>>>

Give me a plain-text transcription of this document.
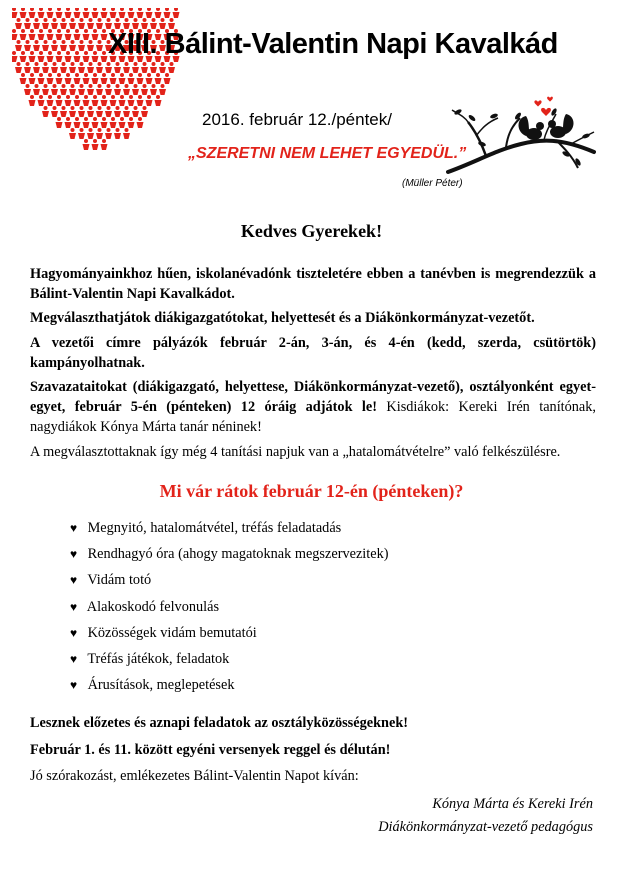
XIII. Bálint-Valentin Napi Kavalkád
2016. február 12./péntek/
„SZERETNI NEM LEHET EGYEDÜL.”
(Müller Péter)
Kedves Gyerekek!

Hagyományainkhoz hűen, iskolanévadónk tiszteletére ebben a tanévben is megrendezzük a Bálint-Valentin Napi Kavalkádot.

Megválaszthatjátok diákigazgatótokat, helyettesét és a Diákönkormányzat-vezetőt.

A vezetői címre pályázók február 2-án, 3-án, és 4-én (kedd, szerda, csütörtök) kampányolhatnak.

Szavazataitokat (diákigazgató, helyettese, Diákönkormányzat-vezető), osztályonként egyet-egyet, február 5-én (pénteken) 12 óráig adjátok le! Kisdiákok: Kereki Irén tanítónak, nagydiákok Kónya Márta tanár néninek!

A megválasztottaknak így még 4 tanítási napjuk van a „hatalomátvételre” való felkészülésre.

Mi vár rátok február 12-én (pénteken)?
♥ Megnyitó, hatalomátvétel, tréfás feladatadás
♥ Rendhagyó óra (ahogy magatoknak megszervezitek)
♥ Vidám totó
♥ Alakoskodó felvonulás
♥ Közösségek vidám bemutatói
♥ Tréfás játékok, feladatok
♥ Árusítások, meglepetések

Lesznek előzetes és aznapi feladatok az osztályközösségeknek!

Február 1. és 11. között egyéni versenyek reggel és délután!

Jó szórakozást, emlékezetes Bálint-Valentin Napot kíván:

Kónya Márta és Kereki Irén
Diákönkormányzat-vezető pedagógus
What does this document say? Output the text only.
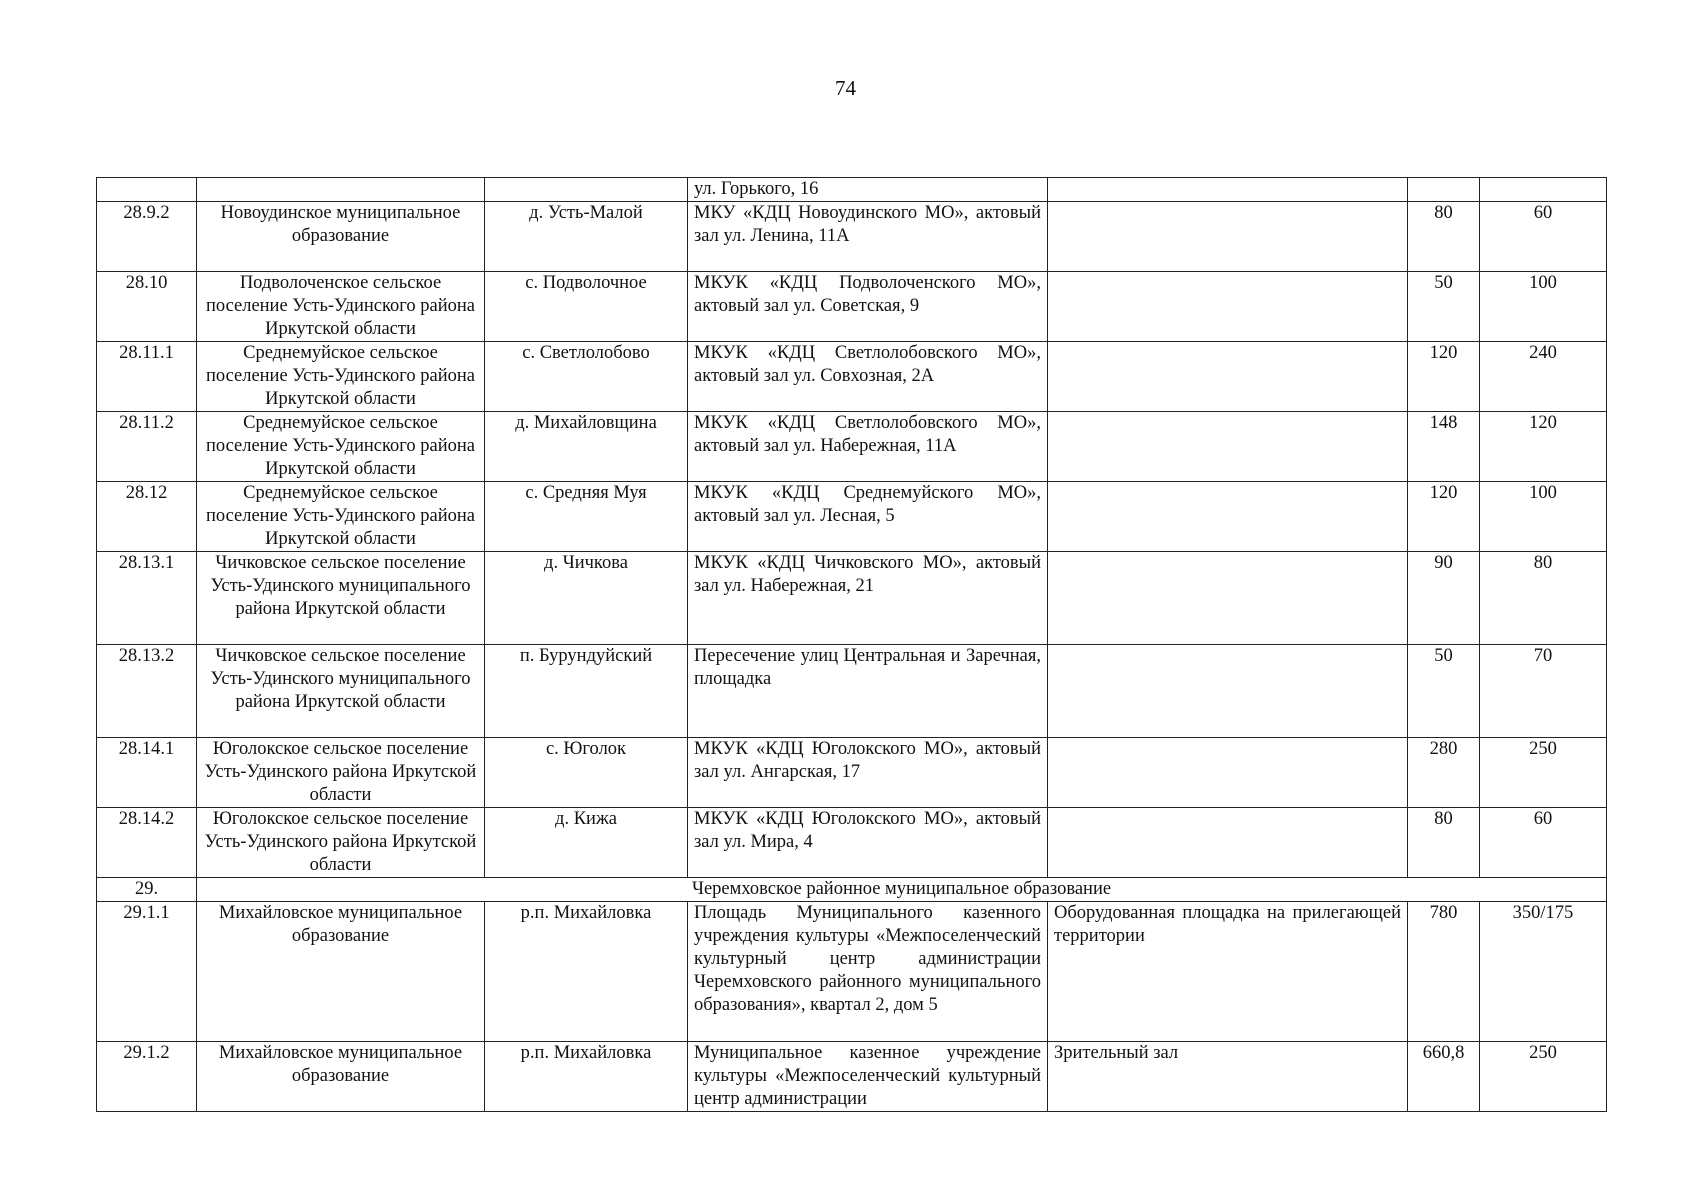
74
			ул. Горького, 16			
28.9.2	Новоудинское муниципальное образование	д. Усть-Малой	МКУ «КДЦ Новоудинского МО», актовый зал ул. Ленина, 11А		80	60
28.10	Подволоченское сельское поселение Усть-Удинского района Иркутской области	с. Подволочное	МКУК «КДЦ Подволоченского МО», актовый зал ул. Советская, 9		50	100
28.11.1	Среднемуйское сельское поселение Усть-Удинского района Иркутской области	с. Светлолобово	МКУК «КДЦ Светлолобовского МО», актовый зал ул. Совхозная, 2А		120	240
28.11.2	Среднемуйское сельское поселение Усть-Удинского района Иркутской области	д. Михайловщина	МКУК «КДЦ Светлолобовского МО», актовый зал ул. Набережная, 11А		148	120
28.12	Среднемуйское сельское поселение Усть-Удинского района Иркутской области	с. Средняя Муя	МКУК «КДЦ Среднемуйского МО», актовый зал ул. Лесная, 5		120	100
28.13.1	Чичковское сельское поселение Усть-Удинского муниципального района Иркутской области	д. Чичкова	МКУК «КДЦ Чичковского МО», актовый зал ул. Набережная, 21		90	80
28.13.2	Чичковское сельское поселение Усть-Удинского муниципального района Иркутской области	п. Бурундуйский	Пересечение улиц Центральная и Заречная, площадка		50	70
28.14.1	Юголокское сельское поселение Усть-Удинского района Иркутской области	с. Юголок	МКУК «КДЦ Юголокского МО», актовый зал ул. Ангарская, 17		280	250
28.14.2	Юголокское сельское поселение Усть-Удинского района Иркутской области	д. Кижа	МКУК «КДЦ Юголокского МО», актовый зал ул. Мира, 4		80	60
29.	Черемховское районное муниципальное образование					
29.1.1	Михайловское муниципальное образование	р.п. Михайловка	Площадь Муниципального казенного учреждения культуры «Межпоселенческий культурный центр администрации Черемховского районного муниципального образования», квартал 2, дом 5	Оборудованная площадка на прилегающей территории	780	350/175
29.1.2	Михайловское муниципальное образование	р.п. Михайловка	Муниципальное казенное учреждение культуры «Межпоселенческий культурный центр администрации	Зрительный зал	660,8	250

<<<

Find each line holding the word "администрации" and copy it.

▸ THE OUTPUT:
29.1.1	Михайловское муниципальное образование	р.п. Михайловка	Площадь Муниципального казенного учреждения культуры «Межпоселенческий культурный центр администрации Черемховского районного муниципального образования», квартал 2, дом 5	Оборудованная площадка на прилегающей территории	780	350/175
29.1.2	Михайловское муниципальное образование	р.п. Михайловка	Муниципальное казенное учреждение культуры «Межпоселенческий культурный центр администрации	Зрительный зал	660,8	250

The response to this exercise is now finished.